• **THE EXERCISE**: State only the count of lines in the listing below that hold "scale".

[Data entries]
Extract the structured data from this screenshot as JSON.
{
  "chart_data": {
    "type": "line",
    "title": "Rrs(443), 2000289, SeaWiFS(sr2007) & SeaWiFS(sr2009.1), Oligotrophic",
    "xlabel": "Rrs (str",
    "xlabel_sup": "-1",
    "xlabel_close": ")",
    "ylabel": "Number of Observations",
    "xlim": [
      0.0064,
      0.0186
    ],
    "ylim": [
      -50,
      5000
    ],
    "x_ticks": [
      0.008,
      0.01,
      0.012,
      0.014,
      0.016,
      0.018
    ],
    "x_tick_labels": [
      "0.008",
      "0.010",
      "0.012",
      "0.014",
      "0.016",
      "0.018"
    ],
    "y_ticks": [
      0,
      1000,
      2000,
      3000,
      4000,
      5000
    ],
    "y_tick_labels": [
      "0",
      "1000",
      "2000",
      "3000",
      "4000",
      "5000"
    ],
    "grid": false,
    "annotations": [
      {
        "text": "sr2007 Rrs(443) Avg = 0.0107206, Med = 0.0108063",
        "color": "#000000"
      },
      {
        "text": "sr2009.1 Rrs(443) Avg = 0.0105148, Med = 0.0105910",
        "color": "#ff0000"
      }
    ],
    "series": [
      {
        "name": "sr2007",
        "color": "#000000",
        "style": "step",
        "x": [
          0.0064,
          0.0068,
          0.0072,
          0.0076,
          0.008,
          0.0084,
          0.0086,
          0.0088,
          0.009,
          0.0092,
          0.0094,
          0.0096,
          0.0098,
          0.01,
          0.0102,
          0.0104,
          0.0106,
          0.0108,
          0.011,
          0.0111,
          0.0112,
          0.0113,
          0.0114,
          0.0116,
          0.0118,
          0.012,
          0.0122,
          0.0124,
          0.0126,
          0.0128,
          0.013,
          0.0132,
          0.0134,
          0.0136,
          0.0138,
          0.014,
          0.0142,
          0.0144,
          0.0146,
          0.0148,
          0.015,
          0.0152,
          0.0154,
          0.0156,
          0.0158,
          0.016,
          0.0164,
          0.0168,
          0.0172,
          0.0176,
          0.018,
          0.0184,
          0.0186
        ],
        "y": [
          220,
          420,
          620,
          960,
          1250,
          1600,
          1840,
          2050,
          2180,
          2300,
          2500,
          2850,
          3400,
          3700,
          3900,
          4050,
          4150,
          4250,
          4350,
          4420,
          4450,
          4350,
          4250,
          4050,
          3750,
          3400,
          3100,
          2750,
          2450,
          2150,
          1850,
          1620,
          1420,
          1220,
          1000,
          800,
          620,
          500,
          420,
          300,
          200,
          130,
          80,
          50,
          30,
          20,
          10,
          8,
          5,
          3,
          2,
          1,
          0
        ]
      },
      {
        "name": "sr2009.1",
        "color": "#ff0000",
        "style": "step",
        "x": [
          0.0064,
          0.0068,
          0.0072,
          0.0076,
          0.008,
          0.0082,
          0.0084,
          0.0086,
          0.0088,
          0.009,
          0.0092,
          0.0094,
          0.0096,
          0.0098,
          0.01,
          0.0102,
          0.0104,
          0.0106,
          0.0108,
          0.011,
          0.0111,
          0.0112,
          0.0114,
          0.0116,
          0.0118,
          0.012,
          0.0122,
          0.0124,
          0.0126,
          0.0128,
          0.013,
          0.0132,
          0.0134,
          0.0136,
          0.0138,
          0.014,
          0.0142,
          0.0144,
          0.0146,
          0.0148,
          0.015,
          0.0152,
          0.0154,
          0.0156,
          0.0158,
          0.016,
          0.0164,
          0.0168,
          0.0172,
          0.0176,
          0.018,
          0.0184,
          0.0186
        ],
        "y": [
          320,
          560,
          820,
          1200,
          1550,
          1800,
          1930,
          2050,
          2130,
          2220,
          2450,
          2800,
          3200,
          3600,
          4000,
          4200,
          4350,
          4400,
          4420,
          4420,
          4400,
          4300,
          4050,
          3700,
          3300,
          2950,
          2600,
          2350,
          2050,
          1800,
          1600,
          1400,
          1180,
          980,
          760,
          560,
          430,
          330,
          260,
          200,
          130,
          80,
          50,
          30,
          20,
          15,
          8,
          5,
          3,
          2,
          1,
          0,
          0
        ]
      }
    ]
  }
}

--

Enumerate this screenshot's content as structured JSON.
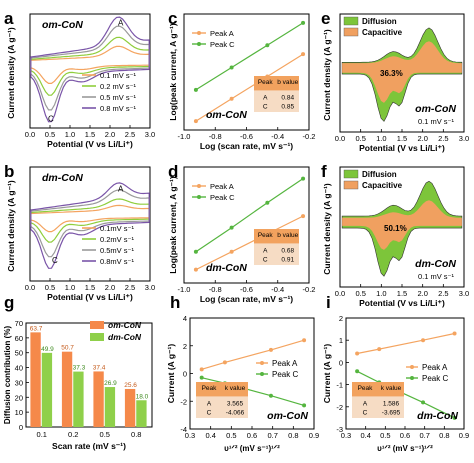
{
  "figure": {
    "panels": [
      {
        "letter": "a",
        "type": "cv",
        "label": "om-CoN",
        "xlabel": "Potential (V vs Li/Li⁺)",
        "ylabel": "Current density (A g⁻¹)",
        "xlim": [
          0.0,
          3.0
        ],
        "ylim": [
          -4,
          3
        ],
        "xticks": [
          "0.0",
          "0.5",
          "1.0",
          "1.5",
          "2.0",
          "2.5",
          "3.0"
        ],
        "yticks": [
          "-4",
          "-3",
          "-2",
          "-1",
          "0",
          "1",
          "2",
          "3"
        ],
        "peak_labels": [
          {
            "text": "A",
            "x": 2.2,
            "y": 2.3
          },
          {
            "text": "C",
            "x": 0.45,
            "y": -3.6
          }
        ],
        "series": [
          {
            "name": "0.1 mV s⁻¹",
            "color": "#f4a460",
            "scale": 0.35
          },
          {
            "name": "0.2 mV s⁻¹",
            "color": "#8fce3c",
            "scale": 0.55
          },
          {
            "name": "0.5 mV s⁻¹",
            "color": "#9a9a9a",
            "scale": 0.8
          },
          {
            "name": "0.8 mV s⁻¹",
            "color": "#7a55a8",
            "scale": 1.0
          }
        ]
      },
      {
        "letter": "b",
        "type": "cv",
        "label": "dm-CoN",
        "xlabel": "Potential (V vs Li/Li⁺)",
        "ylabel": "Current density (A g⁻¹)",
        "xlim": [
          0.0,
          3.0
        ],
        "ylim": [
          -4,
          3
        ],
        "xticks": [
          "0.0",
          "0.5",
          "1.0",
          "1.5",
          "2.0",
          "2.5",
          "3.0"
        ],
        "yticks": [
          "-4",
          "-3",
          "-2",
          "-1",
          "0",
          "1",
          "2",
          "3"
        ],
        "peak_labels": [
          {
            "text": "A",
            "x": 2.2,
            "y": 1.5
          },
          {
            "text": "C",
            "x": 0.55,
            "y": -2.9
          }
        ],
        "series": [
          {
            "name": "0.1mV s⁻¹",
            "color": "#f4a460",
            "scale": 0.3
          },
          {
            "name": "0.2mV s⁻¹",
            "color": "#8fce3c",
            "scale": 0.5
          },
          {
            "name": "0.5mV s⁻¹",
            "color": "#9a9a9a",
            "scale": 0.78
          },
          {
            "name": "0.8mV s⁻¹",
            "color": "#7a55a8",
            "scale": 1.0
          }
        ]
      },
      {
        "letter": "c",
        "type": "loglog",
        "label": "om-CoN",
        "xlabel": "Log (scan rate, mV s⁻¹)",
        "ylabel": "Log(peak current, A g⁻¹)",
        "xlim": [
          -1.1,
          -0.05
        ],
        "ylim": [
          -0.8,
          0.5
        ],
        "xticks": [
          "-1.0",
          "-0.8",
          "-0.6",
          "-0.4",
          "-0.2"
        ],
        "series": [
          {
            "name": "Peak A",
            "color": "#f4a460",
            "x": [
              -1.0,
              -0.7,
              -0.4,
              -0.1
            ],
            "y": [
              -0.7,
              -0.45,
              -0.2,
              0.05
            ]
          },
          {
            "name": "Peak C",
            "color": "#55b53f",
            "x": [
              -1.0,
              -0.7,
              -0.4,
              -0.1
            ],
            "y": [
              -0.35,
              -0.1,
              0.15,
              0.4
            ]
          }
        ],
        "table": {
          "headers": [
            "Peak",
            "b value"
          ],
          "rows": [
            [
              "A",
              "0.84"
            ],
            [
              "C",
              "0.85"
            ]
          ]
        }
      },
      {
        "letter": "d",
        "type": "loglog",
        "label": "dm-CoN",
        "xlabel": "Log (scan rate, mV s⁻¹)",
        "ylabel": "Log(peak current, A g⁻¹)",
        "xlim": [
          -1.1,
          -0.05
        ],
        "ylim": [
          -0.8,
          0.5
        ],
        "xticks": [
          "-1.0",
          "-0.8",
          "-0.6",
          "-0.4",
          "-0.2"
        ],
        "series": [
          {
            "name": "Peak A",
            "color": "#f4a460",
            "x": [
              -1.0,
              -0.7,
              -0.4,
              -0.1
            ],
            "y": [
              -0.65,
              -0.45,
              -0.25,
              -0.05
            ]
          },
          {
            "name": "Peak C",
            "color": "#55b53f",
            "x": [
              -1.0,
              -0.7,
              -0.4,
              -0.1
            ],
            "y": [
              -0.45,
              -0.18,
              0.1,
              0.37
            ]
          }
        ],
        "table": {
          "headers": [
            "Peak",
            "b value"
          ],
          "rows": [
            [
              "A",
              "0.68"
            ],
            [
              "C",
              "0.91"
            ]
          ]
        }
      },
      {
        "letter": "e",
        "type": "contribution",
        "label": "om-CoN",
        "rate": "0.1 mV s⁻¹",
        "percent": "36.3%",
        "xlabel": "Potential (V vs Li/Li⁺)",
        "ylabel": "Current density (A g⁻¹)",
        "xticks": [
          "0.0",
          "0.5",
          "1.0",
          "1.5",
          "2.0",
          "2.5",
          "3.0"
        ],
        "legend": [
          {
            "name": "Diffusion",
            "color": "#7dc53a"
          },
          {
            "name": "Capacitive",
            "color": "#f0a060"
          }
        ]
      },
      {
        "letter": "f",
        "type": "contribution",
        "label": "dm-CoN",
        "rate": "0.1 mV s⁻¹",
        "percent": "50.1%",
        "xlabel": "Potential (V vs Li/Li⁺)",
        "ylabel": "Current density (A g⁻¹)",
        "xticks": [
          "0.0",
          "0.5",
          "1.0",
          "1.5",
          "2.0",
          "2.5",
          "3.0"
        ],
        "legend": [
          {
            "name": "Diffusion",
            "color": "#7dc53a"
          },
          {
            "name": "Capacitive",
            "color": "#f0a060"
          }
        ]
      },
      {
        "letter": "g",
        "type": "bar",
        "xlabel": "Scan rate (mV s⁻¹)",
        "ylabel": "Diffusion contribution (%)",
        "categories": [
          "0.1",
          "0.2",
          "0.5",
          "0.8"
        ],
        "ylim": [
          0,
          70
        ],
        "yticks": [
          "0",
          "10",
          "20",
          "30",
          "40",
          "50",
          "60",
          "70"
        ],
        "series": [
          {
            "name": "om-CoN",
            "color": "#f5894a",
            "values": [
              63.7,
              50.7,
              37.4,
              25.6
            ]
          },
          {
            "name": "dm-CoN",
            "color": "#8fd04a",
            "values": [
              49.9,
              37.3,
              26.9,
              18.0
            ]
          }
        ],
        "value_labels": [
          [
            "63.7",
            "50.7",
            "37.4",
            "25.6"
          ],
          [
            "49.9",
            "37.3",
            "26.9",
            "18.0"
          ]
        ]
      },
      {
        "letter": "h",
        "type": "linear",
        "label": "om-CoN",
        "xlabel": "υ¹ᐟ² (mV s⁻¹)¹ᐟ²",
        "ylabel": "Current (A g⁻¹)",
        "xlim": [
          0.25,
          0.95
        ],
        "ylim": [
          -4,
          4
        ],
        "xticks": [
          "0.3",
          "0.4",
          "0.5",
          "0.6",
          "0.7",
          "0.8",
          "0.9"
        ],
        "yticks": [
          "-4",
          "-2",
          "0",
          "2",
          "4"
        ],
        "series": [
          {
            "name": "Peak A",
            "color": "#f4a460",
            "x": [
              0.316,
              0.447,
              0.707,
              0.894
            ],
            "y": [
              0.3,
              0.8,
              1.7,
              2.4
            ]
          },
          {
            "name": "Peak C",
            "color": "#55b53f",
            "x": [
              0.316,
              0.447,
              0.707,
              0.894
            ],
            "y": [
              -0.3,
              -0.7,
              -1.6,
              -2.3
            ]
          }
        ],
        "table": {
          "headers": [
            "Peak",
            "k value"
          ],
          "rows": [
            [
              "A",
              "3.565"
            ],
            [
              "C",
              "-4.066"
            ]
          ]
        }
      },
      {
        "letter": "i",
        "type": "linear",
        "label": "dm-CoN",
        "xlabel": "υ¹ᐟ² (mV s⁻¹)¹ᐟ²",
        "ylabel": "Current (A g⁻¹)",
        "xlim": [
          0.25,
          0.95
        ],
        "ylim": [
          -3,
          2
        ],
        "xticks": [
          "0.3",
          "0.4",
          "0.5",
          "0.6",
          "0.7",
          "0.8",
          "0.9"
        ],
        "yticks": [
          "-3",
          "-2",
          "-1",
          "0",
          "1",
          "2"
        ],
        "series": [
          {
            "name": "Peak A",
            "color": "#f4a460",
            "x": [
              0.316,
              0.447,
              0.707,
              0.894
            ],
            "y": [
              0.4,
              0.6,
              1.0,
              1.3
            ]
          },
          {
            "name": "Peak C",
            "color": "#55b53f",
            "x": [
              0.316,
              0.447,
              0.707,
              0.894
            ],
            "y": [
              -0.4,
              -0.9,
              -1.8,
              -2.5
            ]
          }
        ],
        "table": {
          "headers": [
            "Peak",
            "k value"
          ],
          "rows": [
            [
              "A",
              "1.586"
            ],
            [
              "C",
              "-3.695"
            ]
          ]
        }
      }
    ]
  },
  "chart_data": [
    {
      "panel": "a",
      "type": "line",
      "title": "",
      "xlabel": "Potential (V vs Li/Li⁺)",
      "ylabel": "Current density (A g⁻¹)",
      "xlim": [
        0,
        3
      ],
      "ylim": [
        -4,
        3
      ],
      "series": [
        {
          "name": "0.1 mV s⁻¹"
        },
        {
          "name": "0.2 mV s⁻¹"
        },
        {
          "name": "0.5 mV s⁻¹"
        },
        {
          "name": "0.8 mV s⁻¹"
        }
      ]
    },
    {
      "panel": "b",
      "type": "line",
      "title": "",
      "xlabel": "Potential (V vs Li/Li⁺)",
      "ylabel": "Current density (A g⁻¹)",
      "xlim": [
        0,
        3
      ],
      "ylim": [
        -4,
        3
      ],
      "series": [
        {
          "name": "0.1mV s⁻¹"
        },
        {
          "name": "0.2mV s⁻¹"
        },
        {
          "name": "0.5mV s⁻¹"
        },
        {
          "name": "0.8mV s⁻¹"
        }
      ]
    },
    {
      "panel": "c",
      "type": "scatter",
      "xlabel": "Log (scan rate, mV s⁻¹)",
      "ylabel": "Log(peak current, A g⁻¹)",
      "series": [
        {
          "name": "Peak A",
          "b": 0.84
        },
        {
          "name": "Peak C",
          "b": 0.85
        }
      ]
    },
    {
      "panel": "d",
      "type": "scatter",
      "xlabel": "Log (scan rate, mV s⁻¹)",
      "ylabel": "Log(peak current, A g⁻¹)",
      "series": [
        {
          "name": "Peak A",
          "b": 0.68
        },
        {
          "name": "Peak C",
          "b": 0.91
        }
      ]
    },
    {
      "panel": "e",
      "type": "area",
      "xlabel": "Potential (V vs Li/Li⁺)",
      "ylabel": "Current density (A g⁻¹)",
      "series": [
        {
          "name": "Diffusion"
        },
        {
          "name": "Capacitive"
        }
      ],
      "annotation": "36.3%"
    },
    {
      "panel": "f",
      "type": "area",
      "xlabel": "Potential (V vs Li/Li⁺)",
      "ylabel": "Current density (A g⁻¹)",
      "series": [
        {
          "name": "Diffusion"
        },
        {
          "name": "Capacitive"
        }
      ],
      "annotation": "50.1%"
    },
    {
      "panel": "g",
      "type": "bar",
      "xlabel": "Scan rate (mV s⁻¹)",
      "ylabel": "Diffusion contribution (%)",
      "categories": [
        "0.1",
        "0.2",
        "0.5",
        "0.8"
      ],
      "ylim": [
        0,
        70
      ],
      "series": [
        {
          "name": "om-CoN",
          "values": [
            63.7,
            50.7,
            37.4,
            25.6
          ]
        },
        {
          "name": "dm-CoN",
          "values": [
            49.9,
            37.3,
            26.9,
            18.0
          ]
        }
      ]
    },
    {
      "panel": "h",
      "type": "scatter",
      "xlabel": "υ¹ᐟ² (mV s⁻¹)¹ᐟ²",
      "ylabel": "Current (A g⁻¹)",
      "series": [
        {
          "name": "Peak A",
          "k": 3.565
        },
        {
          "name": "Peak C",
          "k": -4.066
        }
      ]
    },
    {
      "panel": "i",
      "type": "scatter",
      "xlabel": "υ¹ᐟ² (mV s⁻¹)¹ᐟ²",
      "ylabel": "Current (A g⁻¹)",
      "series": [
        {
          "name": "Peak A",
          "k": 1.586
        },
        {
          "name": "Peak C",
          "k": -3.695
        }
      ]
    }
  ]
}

• **SOLUTION TO THIS EXERCISE**: 8